[Start Dataset entries]
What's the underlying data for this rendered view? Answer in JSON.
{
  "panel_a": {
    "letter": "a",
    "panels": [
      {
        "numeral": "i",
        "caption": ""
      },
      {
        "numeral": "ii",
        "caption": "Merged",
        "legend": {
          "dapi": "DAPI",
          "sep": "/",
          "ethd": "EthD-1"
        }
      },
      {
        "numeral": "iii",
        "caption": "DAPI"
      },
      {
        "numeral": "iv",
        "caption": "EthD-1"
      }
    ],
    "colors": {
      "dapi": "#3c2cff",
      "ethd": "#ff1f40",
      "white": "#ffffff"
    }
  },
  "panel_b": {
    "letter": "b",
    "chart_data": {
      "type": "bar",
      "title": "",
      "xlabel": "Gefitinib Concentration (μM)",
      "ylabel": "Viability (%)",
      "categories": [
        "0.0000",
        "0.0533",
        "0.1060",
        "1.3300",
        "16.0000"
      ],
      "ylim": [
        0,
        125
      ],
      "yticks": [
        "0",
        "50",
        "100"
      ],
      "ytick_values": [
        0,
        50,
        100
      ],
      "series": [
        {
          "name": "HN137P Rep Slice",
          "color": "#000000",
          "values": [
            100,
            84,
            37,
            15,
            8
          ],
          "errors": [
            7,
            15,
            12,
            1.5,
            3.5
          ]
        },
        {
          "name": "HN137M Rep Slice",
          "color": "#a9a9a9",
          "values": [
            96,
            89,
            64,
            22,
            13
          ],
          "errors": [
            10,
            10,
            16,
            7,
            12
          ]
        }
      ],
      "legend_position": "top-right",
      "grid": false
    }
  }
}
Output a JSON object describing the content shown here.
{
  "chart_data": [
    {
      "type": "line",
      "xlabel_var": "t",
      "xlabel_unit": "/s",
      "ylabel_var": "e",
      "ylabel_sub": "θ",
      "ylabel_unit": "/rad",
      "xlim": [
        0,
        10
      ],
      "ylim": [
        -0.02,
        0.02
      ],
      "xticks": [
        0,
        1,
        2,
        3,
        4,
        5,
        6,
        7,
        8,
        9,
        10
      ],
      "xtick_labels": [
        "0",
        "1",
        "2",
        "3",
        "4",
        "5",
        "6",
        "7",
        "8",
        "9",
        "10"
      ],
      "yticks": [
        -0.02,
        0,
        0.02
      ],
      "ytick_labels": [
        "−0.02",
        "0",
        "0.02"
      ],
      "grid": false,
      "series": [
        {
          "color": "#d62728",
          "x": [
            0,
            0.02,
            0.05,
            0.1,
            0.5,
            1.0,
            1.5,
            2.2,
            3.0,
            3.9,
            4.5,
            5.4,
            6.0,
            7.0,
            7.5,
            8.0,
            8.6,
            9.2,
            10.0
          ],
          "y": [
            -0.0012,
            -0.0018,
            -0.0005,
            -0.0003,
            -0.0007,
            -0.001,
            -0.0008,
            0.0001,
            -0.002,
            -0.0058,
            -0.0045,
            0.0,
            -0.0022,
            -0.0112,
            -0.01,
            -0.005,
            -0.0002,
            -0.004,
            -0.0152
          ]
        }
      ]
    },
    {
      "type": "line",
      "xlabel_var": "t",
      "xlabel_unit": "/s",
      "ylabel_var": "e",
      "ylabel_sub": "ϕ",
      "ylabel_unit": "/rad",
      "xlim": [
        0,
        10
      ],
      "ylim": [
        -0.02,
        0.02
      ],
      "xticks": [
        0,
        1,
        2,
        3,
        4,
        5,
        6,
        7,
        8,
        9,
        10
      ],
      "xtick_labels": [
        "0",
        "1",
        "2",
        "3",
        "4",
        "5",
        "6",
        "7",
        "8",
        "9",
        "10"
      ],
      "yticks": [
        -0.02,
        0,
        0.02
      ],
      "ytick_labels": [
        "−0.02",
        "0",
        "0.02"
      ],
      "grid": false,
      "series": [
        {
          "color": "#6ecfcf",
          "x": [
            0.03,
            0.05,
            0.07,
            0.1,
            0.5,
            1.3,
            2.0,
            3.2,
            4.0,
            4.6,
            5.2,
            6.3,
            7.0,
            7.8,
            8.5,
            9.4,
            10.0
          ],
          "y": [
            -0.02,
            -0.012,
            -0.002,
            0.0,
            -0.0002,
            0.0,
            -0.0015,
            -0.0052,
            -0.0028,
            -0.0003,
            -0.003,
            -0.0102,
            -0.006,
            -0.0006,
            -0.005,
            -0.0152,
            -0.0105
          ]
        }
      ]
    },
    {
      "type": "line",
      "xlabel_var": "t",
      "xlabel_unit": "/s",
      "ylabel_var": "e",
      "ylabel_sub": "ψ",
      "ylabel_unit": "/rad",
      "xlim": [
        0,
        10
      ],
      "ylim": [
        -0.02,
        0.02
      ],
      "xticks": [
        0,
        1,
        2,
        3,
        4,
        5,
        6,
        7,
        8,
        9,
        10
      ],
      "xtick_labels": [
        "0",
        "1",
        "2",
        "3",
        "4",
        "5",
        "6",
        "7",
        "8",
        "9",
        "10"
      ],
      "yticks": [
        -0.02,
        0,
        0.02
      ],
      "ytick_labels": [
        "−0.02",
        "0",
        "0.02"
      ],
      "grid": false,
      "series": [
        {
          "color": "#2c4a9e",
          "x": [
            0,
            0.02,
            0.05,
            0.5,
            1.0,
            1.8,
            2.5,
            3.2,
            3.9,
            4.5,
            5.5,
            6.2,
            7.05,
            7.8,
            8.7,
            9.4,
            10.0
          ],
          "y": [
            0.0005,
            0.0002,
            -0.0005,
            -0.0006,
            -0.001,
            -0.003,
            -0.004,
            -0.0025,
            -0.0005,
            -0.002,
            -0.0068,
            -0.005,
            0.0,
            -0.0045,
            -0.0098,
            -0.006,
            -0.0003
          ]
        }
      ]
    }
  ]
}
[End Dataset entries]
● Exercise
Extract all lines as given.

● Exercise result
What's the underlying data for this rendered view? Answer in JSON.
{
  "panel_a": {
    "letter": "a",
    "panels": [
      {
        "numeral": "i",
        "caption": ""
      },
      {
        "numeral": "ii",
        "caption": "Merged",
        "legend": {
          "dapi": "DAPI",
          "sep": "/",
          "ethd": "EthD-1"
        }
      },
      {
        "numeral": "iii",
        "caption": "DAPI"
      },
      {
        "numeral": "iv",
        "caption": "EthD-1"
      }
    ],
    "colors": {
      "dapi": "#3c2cff",
      "ethd": "#ff1f40",
      "white": "#ffffff"
    }
  },
  "panel_b": {
    "letter": "b",
    "chart_data": {
      "type": "bar",
      "title": "",
      "xlabel": "Gefitinib Concentration (μM)",
      "ylabel": "Viability (%)",
      "categories": [
        "0.0000",
        "0.0533",
        "0.1060",
        "1.3300",
        "16.0000"
      ],
      "ylim": [
        0,
        125
      ],
      "yticks": [
        "0",
        "50",
        "100"
      ],
      "ytick_values": [
        0,
        50,
        100
      ],
      "series": [
        {
          "name": "HN137P Rep Slice",
          "color": "#000000",
          "values": [
            100,
            84,
            37,
            15,
            8
          ],
          "errors": [
            7,
            15,
            12,
            1.5,
            3.5
          ]
        },
        {
          "name": "HN137M Rep Slice",
          "color": "#a9a9a9",
          "values": [
            96,
            89,
            64,
            22,
            13
          ],
          "errors": [
            10,
            10,
            16,
            7,
            12
          ]
        }
      ],
      "legend_position": "top-right",
      "grid": false
    }
  }
}
Output a JSON object describing the content shown here.
{
  "chart_data": [
    {
      "type": "line",
      "xlabel_var": "t",
      "xlabel_unit": "/s",
      "ylabel_var": "e",
      "ylabel_sub": "θ",
      "ylabel_unit": "/rad",
      "xlim": [
        0,
        10
      ],
      "ylim": [
        -0.02,
        0.02
      ],
      "xticks": [
        0,
        1,
        2,
        3,
        4,
        5,
        6,
        7,
        8,
        9,
        10
      ],
      "xtick_labels": [
        "0",
        "1",
        "2",
        "3",
        "4",
        "5",
        "6",
        "7",
        "8",
        "9",
        "10"
      ],
      "yticks": [
        -0.02,
        0,
        0.02
      ],
      "ytick_labels": [
        "−0.02",
        "0",
        "0.02"
      ],
      "grid": false,
      "series": [
        {
          "color": "#d62728",
          "x": [
            0,
            0.02,
            0.05,
            0.1,
            0.5,
            1.0,
            1.5,
            2.2,
            3.0,
            3.9,
            4.5,
            5.4,
            6.0,
            7.0,
            7.5,
            8.0,
            8.6,
            9.2,
            10.0
          ],
          "y": [
            -0.0012,
            -0.0018,
            -0.0005,
            -0.0003,
            -0.0007,
            -0.001,
            -0.0008,
            0.0001,
            -0.002,
            -0.0058,
            -0.0045,
            0.0,
            -0.0022,
            -0.0112,
            -0.01,
            -0.005,
            -0.0002,
            -0.004,
            -0.0152
          ]
        }
      ]
    },
    {
      "type": "line",
      "xlabel_var": "t",
      "xlabel_unit": "/s",
      "ylabel_var": "e",
      "ylabel_sub": "ϕ",
      "ylabel_unit": "/rad",
      "xlim": [
        0,
        10
      ],
      "ylim": [
        -0.02,
        0.02
      ],
      "xticks": [
        0,
        1,
        2,
        3,
        4,
        5,
        6,
        7,
        8,
        9,
        10
      ],
      "xtick_labels": [
        "0",
        "1",
        "2",
        "3",
        "4",
        "5",
        "6",
        "7",
        "8",
        "9",
        "10"
      ],
      "yticks": [
        -0.02,
        0,
        0.02
      ],
      "ytick_labels": [
        "−0.02",
        "0",
        "0.02"
      ],
      "grid": false,
      "series": [
        {
          "color": "#6ecfcf",
          "x": [
            0.03,
            0.05,
            0.07,
            0.1,
            0.5,
            1.3,
            2.0,
            3.2,
            4.0,
            4.6,
            5.2,
            6.3,
            7.0,
            7.8,
            8.5,
            9.4,
            10.0
          ],
          "y": [
            -0.02,
            -0.012,
            -0.002,
            0.0,
            -0.0002,
            0.0,
            -0.0015,
            -0.0052,
            -0.0028,
            -0.0003,
            -0.003,
            -0.0102,
            -0.006,
            -0.0006,
            -0.005,
            -0.0152,
            -0.0105
          ]
        }
      ]
    },
    {
      "type": "line",
      "xlabel_var": "t",
      "xlabel_unit": "/s",
      "ylabel_var": "e",
      "ylabel_sub": "ψ",
      "ylabel_unit": "/rad",
      "xlim": [
        0,
        10
      ],
      "ylim": [
        -0.02,
        0.02
      ],
      "xticks": [
        0,
        1,
        2,
        3,
        4,
        5,
        6,
        7,
        8,
        9,
        10
      ],
      "xtick_labels": [
        "0",
        "1",
        "2",
        "3",
        "4",
        "5",
        "6",
        "7",
        "8",
        "9",
        "10"
      ],
      "yticks": [
        -0.02,
        0,
        0.02
      ],
      "ytick_labels": [
        "−0.02",
        "0",
        "0.02"
      ],
      "grid": false,
      "series": [
        {
          "color": "#2c4a9e",
          "x": [
            0,
            0.02,
            0.05,
            0.5,
            1.0,
            1.8,
            2.5,
            3.2,
            3.9,
            4.5,
            5.5,
            6.2,
            7.05,
            7.8,
            8.7,
            9.4,
            10.0
          ],
          "y": [
            0.0005,
            0.0002,
            -0.0005,
            -0.0006,
            -0.001,
            -0.003,
            -0.004,
            -0.0025,
            -0.0005,
            -0.002,
            -0.0068,
            -0.005,
            0.0,
            -0.0045,
            -0.0098,
            -0.006,
            -0.0003
          ]
        }
      ]
    }
  ]
}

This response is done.